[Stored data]
[BEGIN]

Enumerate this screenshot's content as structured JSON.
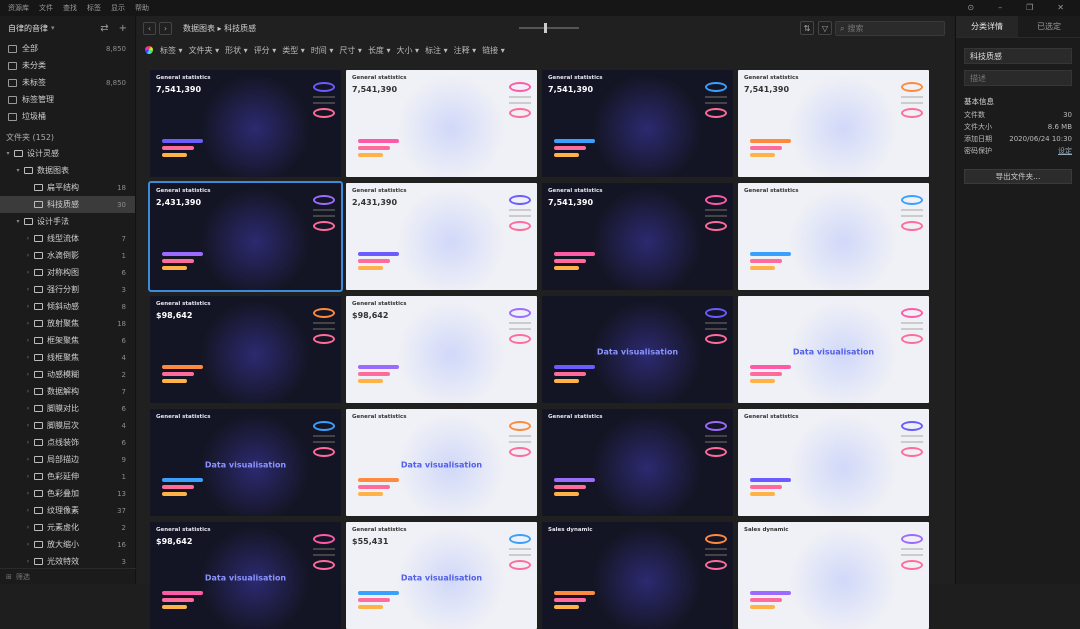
{
  "menu": [
    "资源库",
    "文件",
    "查找",
    "标签",
    "显示",
    "帮助"
  ],
  "sidebar": {
    "library_title": "自律的音律",
    "items": [
      {
        "label": "全部",
        "count": "8,850",
        "icon": "all-icon"
      },
      {
        "label": "未分类",
        "count": "",
        "icon": "unclassified-icon"
      },
      {
        "label": "未标签",
        "count": "8,850",
        "icon": "untagged-icon"
      },
      {
        "label": "标签管理",
        "count": "",
        "icon": "tag-manage-icon"
      },
      {
        "label": "垃圾桶",
        "count": "",
        "icon": "trash-icon"
      }
    ],
    "folders_header": "文件夹 (152)",
    "folders": [
      {
        "label": "设计灵感",
        "count": "",
        "level": 0,
        "twisty": "▾"
      },
      {
        "label": "数据图表",
        "count": "",
        "level": 1,
        "twisty": "▾"
      },
      {
        "label": "扁平结构",
        "count": "18",
        "level": 2,
        "twisty": ""
      },
      {
        "label": "科技质感",
        "count": "30",
        "level": 2,
        "twisty": "",
        "selected": true
      },
      {
        "label": "设计手法",
        "count": "",
        "level": 1,
        "twisty": "▾"
      },
      {
        "label": "线型流体",
        "count": "7",
        "level": 2,
        "twisty": "›"
      },
      {
        "label": "水滴倒影",
        "count": "1",
        "level": 2,
        "twisty": "›"
      },
      {
        "label": "对称构图",
        "count": "6",
        "level": 2,
        "twisty": "›"
      },
      {
        "label": "强行分割",
        "count": "3",
        "level": 2,
        "twisty": "›"
      },
      {
        "label": "倾斜动感",
        "count": "8",
        "level": 2,
        "twisty": "›"
      },
      {
        "label": "放射聚焦",
        "count": "18",
        "level": 2,
        "twisty": "›"
      },
      {
        "label": "框架聚焦",
        "count": "6",
        "level": 2,
        "twisty": "›"
      },
      {
        "label": "线框聚焦",
        "count": "4",
        "level": 2,
        "twisty": "›"
      },
      {
        "label": "动感模糊",
        "count": "2",
        "level": 2,
        "twisty": "›"
      },
      {
        "label": "数据解构",
        "count": "7",
        "level": 2,
        "twisty": "›"
      },
      {
        "label": "脚膜对比",
        "count": "6",
        "level": 2,
        "twisty": "›"
      },
      {
        "label": "脚膜层次",
        "count": "4",
        "level": 2,
        "twisty": "›"
      },
      {
        "label": "点线装饰",
        "count": "6",
        "level": 2,
        "twisty": "›"
      },
      {
        "label": "局部描边",
        "count": "9",
        "level": 2,
        "twisty": "›"
      },
      {
        "label": "色彩延伸",
        "count": "1",
        "level": 2,
        "twisty": "›"
      },
      {
        "label": "色彩叠加",
        "count": "13",
        "level": 2,
        "twisty": "›"
      },
      {
        "label": "纹理像素",
        "count": "37",
        "level": 2,
        "twisty": "›"
      },
      {
        "label": "元素虚化",
        "count": "2",
        "level": 2,
        "twisty": "›"
      },
      {
        "label": "放大缩小",
        "count": "16",
        "level": 2,
        "twisty": "›"
      },
      {
        "label": "光效特效",
        "count": "3",
        "level": 2,
        "twisty": "›"
      }
    ],
    "footer": "筛选"
  },
  "toolbar": {
    "back": "‹",
    "forward": "›",
    "breadcrumb": "数据图表 ▸ 科技质感",
    "search_placeholder": "搜索"
  },
  "filters": [
    "标签 ▾",
    "文件夹 ▾",
    "形状 ▾",
    "评分 ▾",
    "类型 ▾",
    "时间 ▾",
    "尺寸 ▾",
    "长度 ▾",
    "大小 ▾",
    "标注 ▾",
    "注释 ▾",
    "链接 ▾"
  ],
  "thumbnails": [
    {
      "theme": "dark",
      "title": "General statistics",
      "value": "7,541,390",
      "viz": ""
    },
    {
      "theme": "light",
      "title": "General statistics",
      "value": "7,541,390",
      "viz": ""
    },
    {
      "theme": "dark",
      "title": "General statistics",
      "value": "7,541,390",
      "viz": ""
    },
    {
      "theme": "light",
      "title": "General statistics",
      "value": "7,541,390",
      "viz": ""
    },
    {
      "theme": "dark",
      "title": "General statistics",
      "value": "2,431,390",
      "viz": ""
    },
    {
      "theme": "light",
      "title": "General statistics",
      "value": "2,431,390",
      "viz": ""
    },
    {
      "theme": "dark",
      "title": "General statistics",
      "value": "7,541,390",
      "viz": ""
    },
    {
      "theme": "light",
      "title": "General statistics",
      "value": "",
      "viz": ""
    },
    {
      "theme": "dark",
      "title": "General statistics",
      "value": "$98,642",
      "viz": ""
    },
    {
      "theme": "light",
      "title": "General statistics",
      "value": "$98,642",
      "viz": ""
    },
    {
      "theme": "dark",
      "title": "",
      "value": "",
      "viz": "Data visualisation"
    },
    {
      "theme": "light",
      "title": "",
      "value": "",
      "viz": "Data visualisation"
    },
    {
      "theme": "dark",
      "title": "General statistics",
      "value": "",
      "viz": "Data visualisation"
    },
    {
      "theme": "light",
      "title": "General statistics",
      "value": "",
      "viz": "Data visualisation"
    },
    {
      "theme": "dark",
      "title": "General statistics",
      "value": "",
      "viz": ""
    },
    {
      "theme": "light",
      "title": "General statistics",
      "value": "",
      "viz": ""
    },
    {
      "theme": "dark",
      "title": "General statistics",
      "value": "$98,642",
      "viz": "Data visualisation"
    },
    {
      "theme": "light",
      "title": "General statistics",
      "value": "$55,431",
      "viz": "Data visualisation"
    },
    {
      "theme": "dark",
      "title": "Sales dynamic",
      "value": "",
      "viz": ""
    },
    {
      "theme": "light",
      "title": "Sales dynamic",
      "value": "",
      "viz": ""
    }
  ],
  "rpanel": {
    "tabs": [
      "分类详情",
      "已选定"
    ],
    "name": "科技质感",
    "desc_placeholder": "描述",
    "info_title": "基本信息",
    "info": [
      {
        "k": "文件数",
        "v": "30",
        "link": false
      },
      {
        "k": "文件大小",
        "v": "8.6 MB",
        "link": false
      },
      {
        "k": "添加日期",
        "v": "2020/06/24 10:30",
        "link": false
      },
      {
        "k": "密码保护",
        "v": "设定",
        "link": true
      }
    ],
    "export_label": "导出文件夹..."
  }
}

[END]

▸ Given exercise
Write the records out again in full, exactly, and skip every picture.

▸ Exercise result
Enumerate this screenshot's content as structured JSON.
{
  "menu": [
    "资源库",
    "文件",
    "查找",
    "标签",
    "显示",
    "帮助"
  ],
  "sidebar": {
    "library_title": "自律的音律",
    "items": [
      {
        "label": "全部",
        "count": "8,850",
        "icon": "all-icon"
      },
      {
        "label": "未分类",
        "count": "",
        "icon": "unclassified-icon"
      },
      {
        "label": "未标签",
        "count": "8,850",
        "icon": "untagged-icon"
      },
      {
        "label": "标签管理",
        "count": "",
        "icon": "tag-manage-icon"
      },
      {
        "label": "垃圾桶",
        "count": "",
        "icon": "trash-icon"
      }
    ],
    "folders_header": "文件夹 (152)",
    "folders": [
      {
        "label": "设计灵感",
        "count": "",
        "level": 0,
        "twisty": "▾"
      },
      {
        "label": "数据图表",
        "count": "",
        "level": 1,
        "twisty": "▾"
      },
      {
        "label": "扁平结构",
        "count": "18",
        "level": 2,
        "twisty": ""
      },
      {
        "label": "科技质感",
        "count": "30",
        "level": 2,
        "twisty": "",
        "selected": true
      },
      {
        "label": "设计手法",
        "count": "",
        "level": 1,
        "twisty": "▾"
      },
      {
        "label": "线型流体",
        "count": "7",
        "level": 2,
        "twisty": "›"
      },
      {
        "label": "水滴倒影",
        "count": "1",
        "level": 2,
        "twisty": "›"
      },
      {
        "label": "对称构图",
        "count": "6",
        "level": 2,
        "twisty": "›"
      },
      {
        "label": "强行分割",
        "count": "3",
        "level": 2,
        "twisty": "›"
      },
      {
        "label": "倾斜动感",
        "count": "8",
        "level": 2,
        "twisty": "›"
      },
      {
        "label": "放射聚焦",
        "count": "18",
        "level": 2,
        "twisty": "›"
      },
      {
        "label": "框架聚焦",
        "count": "6",
        "level": 2,
        "twisty": "›"
      },
      {
        "label": "线框聚焦",
        "count": "4",
        "level": 2,
        "twisty": "›"
      },
      {
        "label": "动感模糊",
        "count": "2",
        "level": 2,
        "twisty": "›"
      },
      {
        "label": "数据解构",
        "count": "7",
        "level": 2,
        "twisty": "›"
      },
      {
        "label": "脚膜对比",
        "count": "6",
        "level": 2,
        "twisty": "›"
      },
      {
        "label": "脚膜层次",
        "count": "4",
        "level": 2,
        "twisty": "›"
      },
      {
        "label": "点线装饰",
        "count": "6",
        "level": 2,
        "twisty": "›"
      },
      {
        "label": "局部描边",
        "count": "9",
        "level": 2,
        "twisty": "›"
      },
      {
        "label": "色彩延伸",
        "count": "1",
        "level": 2,
        "twisty": "›"
      },
      {
        "label": "色彩叠加",
        "count": "13",
        "level": 2,
        "twisty": "›"
      },
      {
        "label": "纹理像素",
        "count": "37",
        "level": 2,
        "twisty": "›"
      },
      {
        "label": "元素虚化",
        "count": "2",
        "level": 2,
        "twisty": "›"
      },
      {
        "label": "放大缩小",
        "count": "16",
        "level": 2,
        "twisty": "›"
      },
      {
        "label": "光效特效",
        "count": "3",
        "level": 2,
        "twisty": "›"
      }
    ],
    "footer": "筛选"
  },
  "toolbar": {
    "back": "‹",
    "forward": "›",
    "breadcrumb": "数据图表 ▸ 科技质感",
    "search_placeholder": "搜索"
  },
  "filters": [
    "标签 ▾",
    "文件夹 ▾",
    "形状 ▾",
    "评分 ▾",
    "类型 ▾",
    "时间 ▾",
    "尺寸 ▾",
    "长度 ▾",
    "大小 ▾",
    "标注 ▾",
    "注释 ▾",
    "链接 ▾"
  ],
  "thumbnails": [
    {
      "theme": "dark",
      "title": "General statistics",
      "value": "7,541,390",
      "viz": ""
    },
    {
      "theme": "light",
      "title": "General statistics",
      "value": "7,541,390",
      "viz": ""
    },
    {
      "theme": "dark",
      "title": "General statistics",
      "value": "7,541,390",
      "viz": ""
    },
    {
      "theme": "light",
      "title": "General statistics",
      "value": "7,541,390",
      "viz": ""
    },
    {
      "theme": "dark",
      "title": "General statistics",
      "value": "2,431,390",
      "viz": ""
    },
    {
      "theme": "light",
      "title": "General statistics",
      "value": "2,431,390",
      "viz": ""
    },
    {
      "theme": "dark",
      "title": "General statistics",
      "value": "7,541,390",
      "viz": ""
    },
    {
      "theme": "light",
      "title": "General statistics",
      "value": "",
      "viz": ""
    },
    {
      "theme": "dark",
      "title": "General statistics",
      "value": "$98,642",
      "viz": ""
    },
    {
      "theme": "light",
      "title": "General statistics",
      "value": "$98,642",
      "viz": ""
    },
    {
      "theme": "dark",
      "title": "",
      "value": "",
      "viz": "Data visualisation"
    },
    {
      "theme": "light",
      "title": "",
      "value": "",
      "viz": "Data visualisation"
    },
    {
      "theme": "dark",
      "title": "General statistics",
      "value": "",
      "viz": "Data visualisation"
    },
    {
      "theme": "light",
      "title": "General statistics",
      "value": "",
      "viz": "Data visualisation"
    },
    {
      "theme": "dark",
      "title": "General statistics",
      "value": "",
      "viz": ""
    },
    {
      "theme": "light",
      "title": "General statistics",
      "value": "",
      "viz": ""
    },
    {
      "theme": "dark",
      "title": "General statistics",
      "value": "$98,642",
      "viz": "Data visualisation"
    },
    {
      "theme": "light",
      "title": "General statistics",
      "value": "$55,431",
      "viz": "Data visualisation"
    },
    {
      "theme": "dark",
      "title": "Sales dynamic",
      "value": "",
      "viz": ""
    },
    {
      "theme": "light",
      "title": "Sales dynamic",
      "value": "",
      "viz": ""
    }
  ],
  "rpanel": {
    "tabs": [
      "分类详情",
      "已选定"
    ],
    "name": "科技质感",
    "desc_placeholder": "描述",
    "info_title": "基本信息",
    "info": [
      {
        "k": "文件数",
        "v": "30",
        "link": false
      },
      {
        "k": "文件大小",
        "v": "8.6 MB",
        "link": false
      },
      {
        "k": "添加日期",
        "v": "2020/06/24 10:30",
        "link": false
      },
      {
        "k": "密码保护",
        "v": "设定",
        "link": true
      }
    ],
    "export_label": "导出文件夹..."
  }
}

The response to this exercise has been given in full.